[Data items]
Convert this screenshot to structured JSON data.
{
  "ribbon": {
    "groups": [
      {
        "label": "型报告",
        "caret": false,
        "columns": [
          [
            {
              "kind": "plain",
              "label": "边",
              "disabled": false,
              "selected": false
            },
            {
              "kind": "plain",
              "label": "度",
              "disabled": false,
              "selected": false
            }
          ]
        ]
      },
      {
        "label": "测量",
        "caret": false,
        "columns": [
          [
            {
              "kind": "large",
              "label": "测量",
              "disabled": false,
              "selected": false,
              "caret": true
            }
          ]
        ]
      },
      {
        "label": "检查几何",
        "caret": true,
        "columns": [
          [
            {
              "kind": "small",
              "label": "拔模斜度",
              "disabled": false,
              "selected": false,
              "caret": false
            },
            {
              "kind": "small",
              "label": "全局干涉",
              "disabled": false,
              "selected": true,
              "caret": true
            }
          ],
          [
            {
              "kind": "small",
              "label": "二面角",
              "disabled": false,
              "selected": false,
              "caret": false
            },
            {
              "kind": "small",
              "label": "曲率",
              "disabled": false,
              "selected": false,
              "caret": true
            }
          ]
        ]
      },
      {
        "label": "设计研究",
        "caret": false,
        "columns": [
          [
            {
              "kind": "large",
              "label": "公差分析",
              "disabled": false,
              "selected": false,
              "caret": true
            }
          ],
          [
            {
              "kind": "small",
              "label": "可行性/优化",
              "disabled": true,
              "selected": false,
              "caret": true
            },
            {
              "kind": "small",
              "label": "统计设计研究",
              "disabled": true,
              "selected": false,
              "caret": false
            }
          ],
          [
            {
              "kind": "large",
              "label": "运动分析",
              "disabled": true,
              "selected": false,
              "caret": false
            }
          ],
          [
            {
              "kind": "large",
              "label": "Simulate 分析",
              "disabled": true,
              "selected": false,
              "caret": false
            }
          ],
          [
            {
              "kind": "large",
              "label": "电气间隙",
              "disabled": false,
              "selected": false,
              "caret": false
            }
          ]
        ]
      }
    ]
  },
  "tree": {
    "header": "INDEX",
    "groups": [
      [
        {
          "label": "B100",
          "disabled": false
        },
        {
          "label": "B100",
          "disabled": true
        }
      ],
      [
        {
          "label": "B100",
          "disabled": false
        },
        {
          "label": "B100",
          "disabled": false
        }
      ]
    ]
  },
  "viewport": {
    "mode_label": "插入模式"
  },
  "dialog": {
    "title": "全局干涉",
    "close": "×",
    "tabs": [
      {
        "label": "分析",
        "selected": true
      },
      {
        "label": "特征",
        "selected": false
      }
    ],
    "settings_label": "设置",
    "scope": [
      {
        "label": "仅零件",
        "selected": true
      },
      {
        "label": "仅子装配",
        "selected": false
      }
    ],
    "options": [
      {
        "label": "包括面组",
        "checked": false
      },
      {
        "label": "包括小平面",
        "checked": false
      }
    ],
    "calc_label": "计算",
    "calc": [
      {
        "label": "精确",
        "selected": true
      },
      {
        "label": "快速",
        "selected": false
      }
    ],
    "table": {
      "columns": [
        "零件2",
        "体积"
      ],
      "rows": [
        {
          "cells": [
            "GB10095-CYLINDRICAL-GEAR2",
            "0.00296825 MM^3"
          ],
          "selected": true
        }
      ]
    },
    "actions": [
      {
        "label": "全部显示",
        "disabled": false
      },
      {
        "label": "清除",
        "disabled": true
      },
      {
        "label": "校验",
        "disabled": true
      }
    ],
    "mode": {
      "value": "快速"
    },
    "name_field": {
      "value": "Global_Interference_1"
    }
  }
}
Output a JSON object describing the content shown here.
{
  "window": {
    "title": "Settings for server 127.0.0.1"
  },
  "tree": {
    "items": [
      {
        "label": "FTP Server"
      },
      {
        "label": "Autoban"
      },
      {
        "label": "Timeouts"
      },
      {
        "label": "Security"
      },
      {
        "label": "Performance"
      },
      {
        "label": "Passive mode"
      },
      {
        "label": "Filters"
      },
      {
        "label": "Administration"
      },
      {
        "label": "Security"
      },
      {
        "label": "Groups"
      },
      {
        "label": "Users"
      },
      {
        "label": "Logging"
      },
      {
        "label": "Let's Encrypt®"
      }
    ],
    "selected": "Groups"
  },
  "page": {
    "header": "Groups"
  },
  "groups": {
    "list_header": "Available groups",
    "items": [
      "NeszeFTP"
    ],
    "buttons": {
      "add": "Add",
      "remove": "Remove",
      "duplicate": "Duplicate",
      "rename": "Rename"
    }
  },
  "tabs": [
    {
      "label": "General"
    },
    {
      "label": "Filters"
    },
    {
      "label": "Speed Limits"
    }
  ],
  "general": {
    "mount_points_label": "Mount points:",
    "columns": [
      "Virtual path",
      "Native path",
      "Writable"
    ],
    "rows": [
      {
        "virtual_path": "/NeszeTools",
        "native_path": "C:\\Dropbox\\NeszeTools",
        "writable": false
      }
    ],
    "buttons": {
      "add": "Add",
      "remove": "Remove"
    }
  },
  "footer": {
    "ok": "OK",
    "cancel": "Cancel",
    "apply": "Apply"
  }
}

*Task to carry out:*
Using the listing above, retype each line exactly.

*Expected answer:*
Convert this screenshot to structured JSON data.
{
  "ribbon": {
    "groups": [
      {
        "label": "型报告",
        "caret": false,
        "columns": [
          [
            {
              "kind": "plain",
              "label": "边",
              "disabled": false,
              "selected": false
            },
            {
              "kind": "plain",
              "label": "度",
              "disabled": false,
              "selected": false
            }
          ]
        ]
      },
      {
        "label": "测量",
        "caret": false,
        "columns": [
          [
            {
              "kind": "large",
              "label": "测量",
              "disabled": false,
              "selected": false,
              "caret": true
            }
          ]
        ]
      },
      {
        "label": "检查几何",
        "caret": true,
        "columns": [
          [
            {
              "kind": "small",
              "label": "拔模斜度",
              "disabled": false,
              "selected": false,
              "caret": false
            },
            {
              "kind": "small",
              "label": "全局干涉",
              "disabled": false,
              "selected": true,
              "caret": true
            }
          ],
          [
            {
              "kind": "small",
              "label": "二面角",
              "disabled": false,
              "selected": false,
              "caret": false
            },
            {
              "kind": "small",
              "label": "曲率",
              "disabled": false,
              "selected": false,
              "caret": true
            }
          ]
        ]
      },
      {
        "label": "设计研究",
        "caret": false,
        "columns": [
          [
            {
              "kind": "large",
              "label": "公差分析",
              "disabled": false,
              "selected": false,
              "caret": true
            }
          ],
          [
            {
              "kind": "small",
              "label": "可行性/优化",
              "disabled": true,
              "selected": false,
              "caret": true
            },
            {
              "kind": "small",
              "label": "统计设计研究",
              "disabled": true,
              "selected": false,
              "caret": false
            }
          ],
          [
            {
              "kind": "large",
              "label": "运动分析",
              "disabled": true,
              "selected": false,
              "caret": false
            }
          ],
          [
            {
              "kind": "large",
              "label": "Simulate 分析",
              "disabled": true,
              "selected": false,
              "caret": false
            }
          ],
          [
            {
              "kind": "large",
              "label": "电气间隙",
              "disabled": false,
              "selected": false,
              "caret": false
            }
          ]
        ]
      }
    ]
  },
  "tree": {
    "header": "INDEX",
    "groups": [
      [
        {
          "label": "B100",
          "disabled": false
        },
        {
          "label": "B100",
          "disabled": true
        }
      ],
      [
        {
          "label": "B100",
          "disabled": false
        },
        {
          "label": "B100",
          "disabled": false
        }
      ]
    ]
  },
  "viewport": {
    "mode_label": "插入模式"
  },
  "dialog": {
    "title": "全局干涉",
    "close": "×",
    "tabs": [
      {
        "label": "分析",
        "selected": true
      },
      {
        "label": "特征",
        "selected": false
      }
    ],
    "settings_label": "设置",
    "scope": [
      {
        "label": "仅零件",
        "selected": true
      },
      {
        "label": "仅子装配",
        "selected": false
      }
    ],
    "options": [
      {
        "label": "包括面组",
        "checked": false
      },
      {
        "label": "包括小平面",
        "checked": false
      }
    ],
    "calc_label": "计算",
    "calc": [
      {
        "label": "精确",
        "selected": true
      },
      {
        "label": "快速",
        "selected": false
      }
    ],
    "table": {
      "columns": [
        "零件2",
        "体积"
      ],
      "rows": [
        {
          "cells": [
            "GB10095-CYLINDRICAL-GEAR2",
            "0.00296825 MM^3"
          ],
          "selected": true
        }
      ]
    },
    "actions": [
      {
        "label": "全部显示",
        "disabled": false
      },
      {
        "label": "清除",
        "disabled": true
      },
      {
        "label": "校验",
        "disabled": true
      }
    ],
    "mode": {
      "value": "快速"
    },
    "name_field": {
      "value": "Global_Interference_1"
    }
  }
}
Output a JSON object describing the content shown here.
{
  "window": {
    "title": "Settings for server 127.0.0.1"
  },
  "tree": {
    "items": [
      {
        "label": "FTP Server"
      },
      {
        "label": "Autoban"
      },
      {
        "label": "Timeouts"
      },
      {
        "label": "Security"
      },
      {
        "label": "Performance"
      },
      {
        "label": "Passive mode"
      },
      {
        "label": "Filters"
      },
      {
        "label": "Administration"
      },
      {
        "label": "Security"
      },
      {
        "label": "Groups"
      },
      {
        "label": "Users"
      },
      {
        "label": "Logging"
      },
      {
        "label": "Let's Encrypt®"
      }
    ],
    "selected": "Groups"
  },
  "page": {
    "header": "Groups"
  },
  "groups": {
    "list_header": "Available groups",
    "items": [
      "NeszeFTP"
    ],
    "buttons": {
      "add": "Add",
      "remove": "Remove",
      "duplicate": "Duplicate",
      "rename": "Rename"
    }
  },
  "tabs": [
    {
      "label": "General"
    },
    {
      "label": "Filters"
    },
    {
      "label": "Speed Limits"
    }
  ],
  "general": {
    "mount_points_label": "Mount points:",
    "columns": [
      "Virtual path",
      "Native path",
      "Writable"
    ],
    "rows": [
      {
        "virtual_path": "/NeszeTools",
        "native_path": "C:\\Dropbox\\NeszeTools",
        "writable": false
      }
    ],
    "buttons": {
      "add": "Add",
      "remove": "Remove"
    }
  },
  "footer": {
    "ok": "OK",
    "cancel": "Cancel",
    "apply": "Apply"
  }
}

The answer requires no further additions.